Items from a data source

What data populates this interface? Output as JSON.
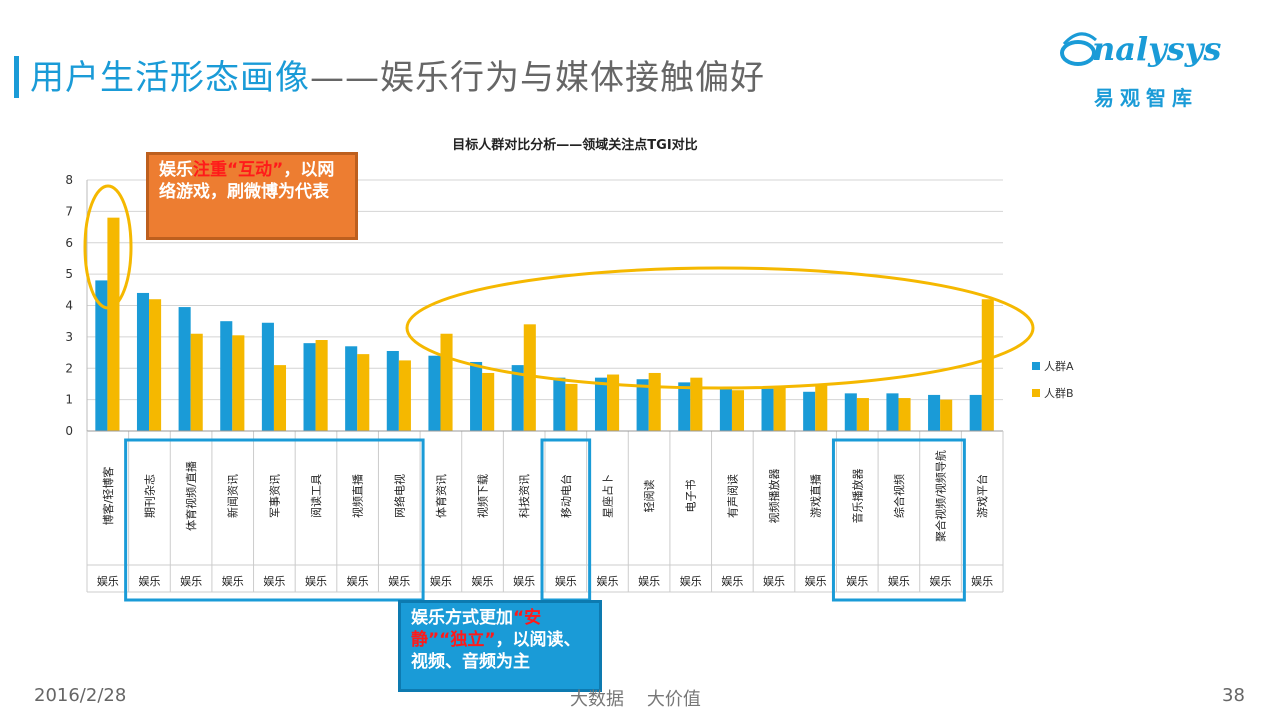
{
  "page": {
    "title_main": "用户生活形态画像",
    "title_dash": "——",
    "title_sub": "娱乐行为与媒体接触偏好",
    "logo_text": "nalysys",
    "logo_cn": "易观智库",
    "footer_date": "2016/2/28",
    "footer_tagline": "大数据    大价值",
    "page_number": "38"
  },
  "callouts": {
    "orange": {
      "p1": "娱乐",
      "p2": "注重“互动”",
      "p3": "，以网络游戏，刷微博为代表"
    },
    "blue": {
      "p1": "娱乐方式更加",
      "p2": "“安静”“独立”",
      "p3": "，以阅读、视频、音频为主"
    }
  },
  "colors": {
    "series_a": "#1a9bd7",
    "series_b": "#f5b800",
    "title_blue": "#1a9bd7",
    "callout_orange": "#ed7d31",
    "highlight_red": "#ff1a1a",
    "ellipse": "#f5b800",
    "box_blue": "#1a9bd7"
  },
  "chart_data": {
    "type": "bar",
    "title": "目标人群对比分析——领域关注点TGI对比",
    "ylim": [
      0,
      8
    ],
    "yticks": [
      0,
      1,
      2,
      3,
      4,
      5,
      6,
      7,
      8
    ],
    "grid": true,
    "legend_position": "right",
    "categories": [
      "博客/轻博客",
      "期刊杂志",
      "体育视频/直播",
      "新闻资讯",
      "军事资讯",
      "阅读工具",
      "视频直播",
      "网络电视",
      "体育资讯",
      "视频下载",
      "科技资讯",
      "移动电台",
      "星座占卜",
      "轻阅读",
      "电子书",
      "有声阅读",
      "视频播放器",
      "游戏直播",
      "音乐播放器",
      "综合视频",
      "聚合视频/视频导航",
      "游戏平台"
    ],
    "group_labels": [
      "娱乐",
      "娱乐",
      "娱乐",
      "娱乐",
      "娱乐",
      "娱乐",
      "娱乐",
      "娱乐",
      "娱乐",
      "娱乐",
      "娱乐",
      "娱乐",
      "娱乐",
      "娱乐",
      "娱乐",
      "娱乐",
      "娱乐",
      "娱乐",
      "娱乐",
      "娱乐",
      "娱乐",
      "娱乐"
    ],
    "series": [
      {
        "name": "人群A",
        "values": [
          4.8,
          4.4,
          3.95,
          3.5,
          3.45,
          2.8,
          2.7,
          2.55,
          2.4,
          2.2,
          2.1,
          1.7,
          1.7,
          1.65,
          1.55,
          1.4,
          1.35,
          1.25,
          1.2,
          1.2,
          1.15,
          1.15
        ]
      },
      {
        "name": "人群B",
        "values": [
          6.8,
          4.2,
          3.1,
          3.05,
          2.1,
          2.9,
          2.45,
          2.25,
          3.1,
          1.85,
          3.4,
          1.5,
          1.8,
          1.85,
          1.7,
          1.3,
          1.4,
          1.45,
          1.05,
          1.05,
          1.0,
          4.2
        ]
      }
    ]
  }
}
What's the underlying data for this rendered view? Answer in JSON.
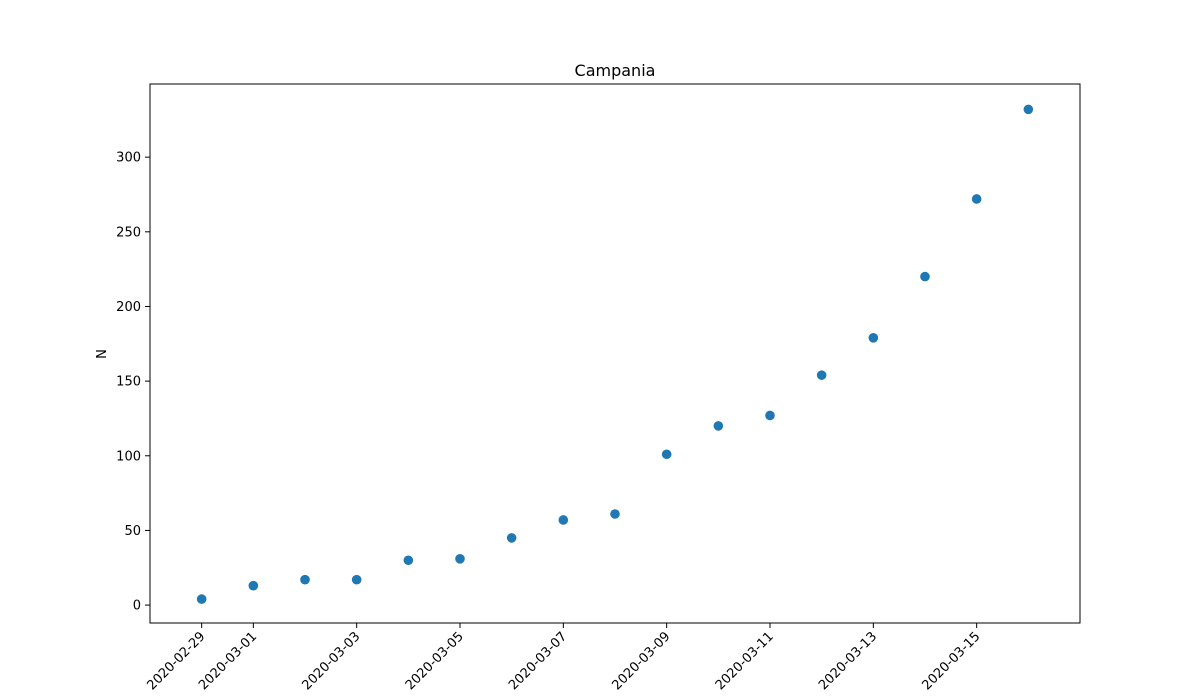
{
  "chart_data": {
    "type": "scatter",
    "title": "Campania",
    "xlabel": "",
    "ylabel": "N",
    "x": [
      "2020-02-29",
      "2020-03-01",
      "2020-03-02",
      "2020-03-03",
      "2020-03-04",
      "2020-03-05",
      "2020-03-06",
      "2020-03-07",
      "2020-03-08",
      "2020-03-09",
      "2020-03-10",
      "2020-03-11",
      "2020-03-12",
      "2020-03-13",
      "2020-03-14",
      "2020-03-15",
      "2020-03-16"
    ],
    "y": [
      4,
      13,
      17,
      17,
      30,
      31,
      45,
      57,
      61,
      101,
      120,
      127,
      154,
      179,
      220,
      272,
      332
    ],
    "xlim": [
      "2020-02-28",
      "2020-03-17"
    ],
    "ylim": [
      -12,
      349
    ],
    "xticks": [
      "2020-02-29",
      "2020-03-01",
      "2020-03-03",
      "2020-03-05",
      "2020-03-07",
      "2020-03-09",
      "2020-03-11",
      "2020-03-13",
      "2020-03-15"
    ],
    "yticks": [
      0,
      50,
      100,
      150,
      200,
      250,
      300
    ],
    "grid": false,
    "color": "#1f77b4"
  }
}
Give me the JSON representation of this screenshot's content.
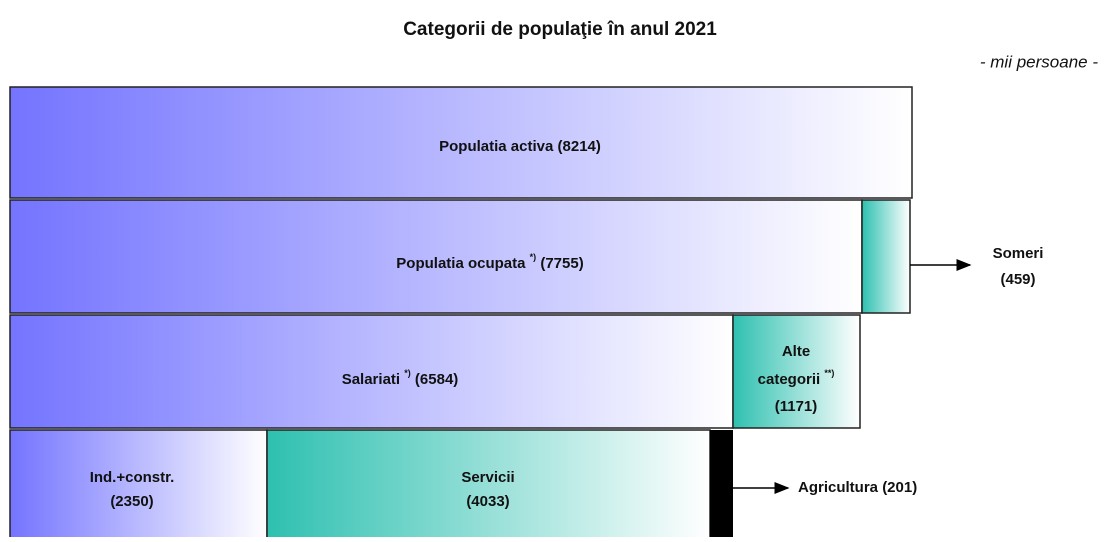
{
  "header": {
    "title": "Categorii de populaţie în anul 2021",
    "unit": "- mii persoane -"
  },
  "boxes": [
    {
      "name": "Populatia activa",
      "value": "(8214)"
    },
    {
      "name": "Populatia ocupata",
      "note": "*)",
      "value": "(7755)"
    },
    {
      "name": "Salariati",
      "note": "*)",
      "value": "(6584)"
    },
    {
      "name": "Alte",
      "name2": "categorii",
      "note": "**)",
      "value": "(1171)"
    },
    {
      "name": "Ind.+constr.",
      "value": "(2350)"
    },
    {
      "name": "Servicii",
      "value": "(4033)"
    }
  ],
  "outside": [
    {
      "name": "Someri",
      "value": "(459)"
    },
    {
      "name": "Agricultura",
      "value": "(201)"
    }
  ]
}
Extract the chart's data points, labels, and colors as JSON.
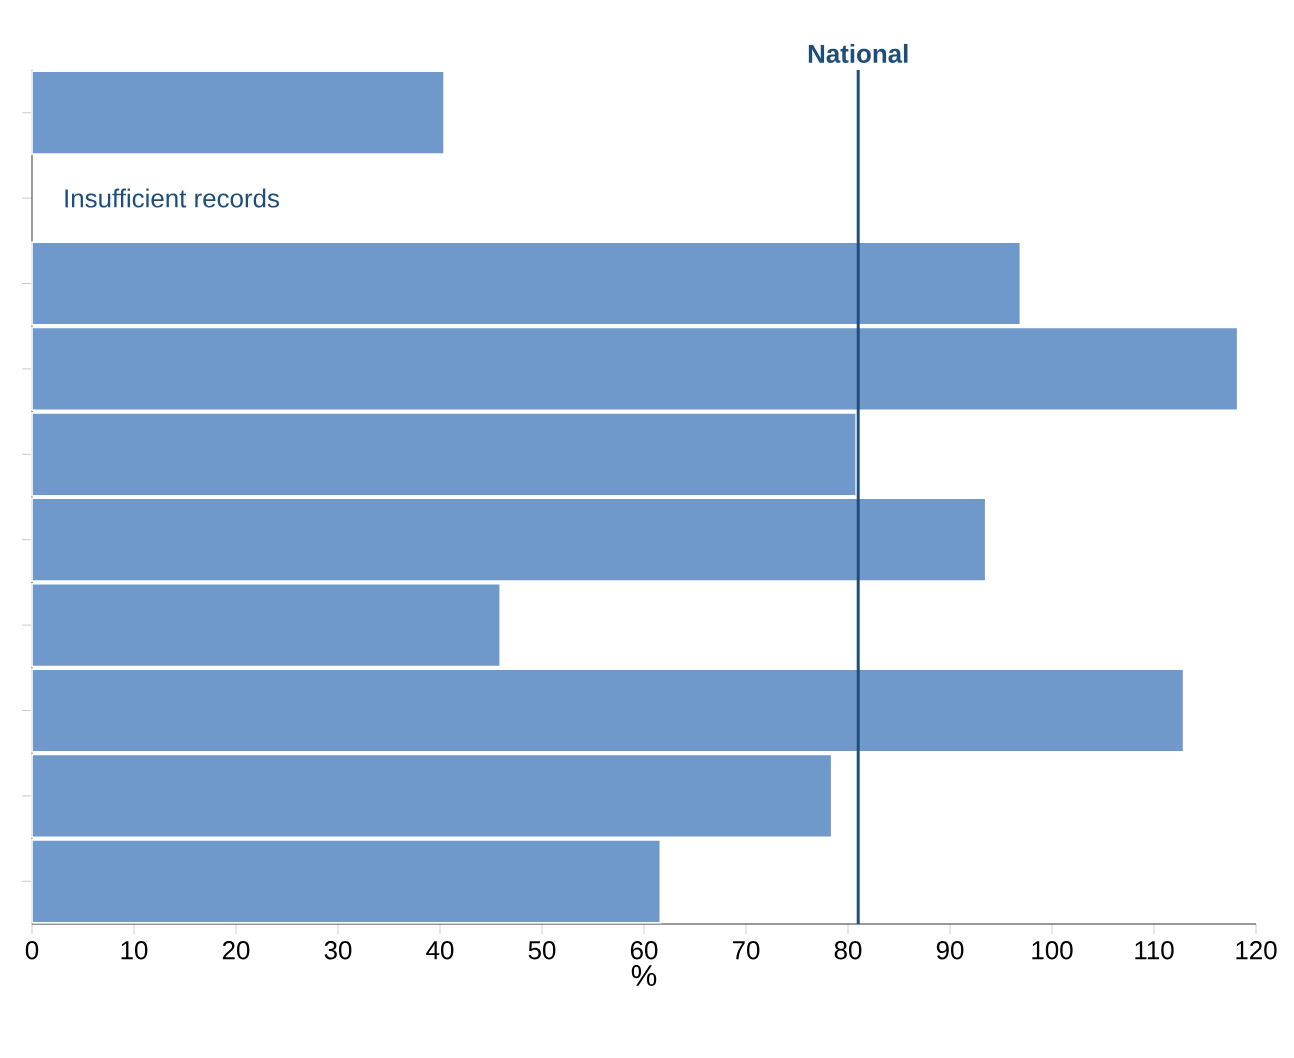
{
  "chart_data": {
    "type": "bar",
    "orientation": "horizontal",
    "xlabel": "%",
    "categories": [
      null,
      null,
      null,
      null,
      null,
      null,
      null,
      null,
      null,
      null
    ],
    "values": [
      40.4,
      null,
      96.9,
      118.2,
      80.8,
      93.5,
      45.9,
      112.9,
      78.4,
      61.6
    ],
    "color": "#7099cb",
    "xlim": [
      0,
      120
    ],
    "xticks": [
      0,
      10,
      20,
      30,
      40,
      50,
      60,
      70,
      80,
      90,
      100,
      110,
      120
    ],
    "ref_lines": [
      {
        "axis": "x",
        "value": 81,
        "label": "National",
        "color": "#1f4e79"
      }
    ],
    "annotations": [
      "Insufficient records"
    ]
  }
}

What you have to do:
Return the material exactly as given, apart from the pictures.

Output for this exercise:
What data populates this interface? Output as JSON.
{
  "page": {
    "title_main": "用户生活形态画像",
    "title_dash": "——",
    "title_sub": "娱乐行为与媒体接触偏好",
    "logo_text": "nalysys",
    "logo_cn": "易观智库",
    "footer_date": "2016/2/28",
    "footer_tagline": "大数据    大价值",
    "page_number": "38"
  },
  "callouts": {
    "orange": {
      "p1": "娱乐",
      "p2": "注重“互动”",
      "p3": "，以网络游戏，刷微博为代表"
    },
    "blue": {
      "p1": "娱乐方式更加",
      "p2": "“安静”“独立”",
      "p3": "，以阅读、视频、音频为主"
    }
  },
  "colors": {
    "series_a": "#1a9bd7",
    "series_b": "#f5b800",
    "title_blue": "#1a9bd7",
    "callout_orange": "#ed7d31",
    "highlight_red": "#ff1a1a",
    "ellipse": "#f5b800",
    "box_blue": "#1a9bd7"
  },
  "chart_data": {
    "type": "bar",
    "title": "目标人群对比分析——领域关注点TGI对比",
    "ylim": [
      0,
      8
    ],
    "yticks": [
      0,
      1,
      2,
      3,
      4,
      5,
      6,
      7,
      8
    ],
    "grid": true,
    "legend_position": "right",
    "categories": [
      "博客/轻博客",
      "期刊杂志",
      "体育视频/直播",
      "新闻资讯",
      "军事资讯",
      "阅读工具",
      "视频直播",
      "网络电视",
      "体育资讯",
      "视频下载",
      "科技资讯",
      "移动电台",
      "星座占卜",
      "轻阅读",
      "电子书",
      "有声阅读",
      "视频播放器",
      "游戏直播",
      "音乐播放器",
      "综合视频",
      "聚合视频/视频导航",
      "游戏平台"
    ],
    "group_labels": [
      "娱乐",
      "娱乐",
      "娱乐",
      "娱乐",
      "娱乐",
      "娱乐",
      "娱乐",
      "娱乐",
      "娱乐",
      "娱乐",
      "娱乐",
      "娱乐",
      "娱乐",
      "娱乐",
      "娱乐",
      "娱乐",
      "娱乐",
      "娱乐",
      "娱乐",
      "娱乐",
      "娱乐",
      "娱乐"
    ],
    "series": [
      {
        "name": "人群A",
        "values": [
          4.8,
          4.4,
          3.95,
          3.5,
          3.45,
          2.8,
          2.7,
          2.55,
          2.4,
          2.2,
          2.1,
          1.7,
          1.7,
          1.65,
          1.55,
          1.4,
          1.35,
          1.25,
          1.2,
          1.2,
          1.15,
          1.15
        ]
      },
      {
        "name": "人群B",
        "values": [
          6.8,
          4.2,
          3.1,
          3.05,
          2.1,
          2.9,
          2.45,
          2.25,
          3.1,
          1.85,
          3.4,
          1.5,
          1.8,
          1.85,
          1.7,
          1.3,
          1.4,
          1.45,
          1.05,
          1.05,
          1.0,
          4.2
        ]
      }
    ]
  }
}
What's the underlying data for this rendered view? Answer in JSON.
{
  "chart_data": {
    "type": "scatter",
    "title": "Campania",
    "xlabel": "",
    "ylabel": "N",
    "x": [
      "2020-02-29",
      "2020-03-01",
      "2020-03-02",
      "2020-03-03",
      "2020-03-04",
      "2020-03-05",
      "2020-03-06",
      "2020-03-07",
      "2020-03-08",
      "2020-03-09",
      "2020-03-10",
      "2020-03-11",
      "2020-03-12",
      "2020-03-13",
      "2020-03-14",
      "2020-03-15",
      "2020-03-16"
    ],
    "y": [
      4,
      13,
      17,
      17,
      30,
      31,
      45,
      57,
      61,
      101,
      120,
      127,
      154,
      179,
      220,
      272,
      332
    ],
    "xlim": [
      "2020-02-28",
      "2020-03-17"
    ],
    "ylim": [
      -12,
      349
    ],
    "xticks": [
      "2020-02-29",
      "2020-03-01",
      "2020-03-03",
      "2020-03-05",
      "2020-03-07",
      "2020-03-09",
      "2020-03-11",
      "2020-03-13",
      "2020-03-15"
    ],
    "yticks": [
      0,
      50,
      100,
      150,
      200,
      250,
      300
    ],
    "grid": false,
    "color": "#1f77b4"
  }
}
Give me the JSON representation of this screenshot's content.
{
  "header": {
    "title": "Categorii de populaţie în anul 2021",
    "unit": "- mii persoane -"
  },
  "boxes": [
    {
      "name": "Populatia activa",
      "value": "(8214)"
    },
    {
      "name": "Populatia ocupata",
      "note": "*)",
      "value": "(7755)"
    },
    {
      "name": "Salariati",
      "note": "*)",
      "value": "(6584)"
    },
    {
      "name": "Alte",
      "name2": "categorii",
      "note": "**)",
      "value": "(1171)"
    },
    {
      "name": "Ind.+constr.",
      "value": "(2350)"
    },
    {
      "name": "Servicii",
      "value": "(4033)"
    }
  ],
  "outside": [
    {
      "name": "Someri",
      "value": "(459)"
    },
    {
      "name": "Agricultura",
      "value": "(201)"
    }
  ]
}
Extract the chart's data points, labels, and colors as JSON.
{
  "chart_data": {
    "type": "bar",
    "orientation": "horizontal",
    "xlabel": "%",
    "categories": [
      null,
      null,
      null,
      null,
      null,
      null,
      null,
      null,
      null,
      null
    ],
    "values": [
      40.4,
      null,
      96.9,
      118.2,
      80.8,
      93.5,
      45.9,
      112.9,
      78.4,
      61.6
    ],
    "color": "#7099cb",
    "xlim": [
      0,
      120
    ],
    "xticks": [
      0,
      10,
      20,
      30,
      40,
      50,
      60,
      70,
      80,
      90,
      100,
      110,
      120
    ],
    "ref_lines": [
      {
        "axis": "x",
        "value": 81,
        "label": "National",
        "color": "#1f4e79"
      }
    ],
    "annotations": [
      "Insufficient records"
    ]
  }
}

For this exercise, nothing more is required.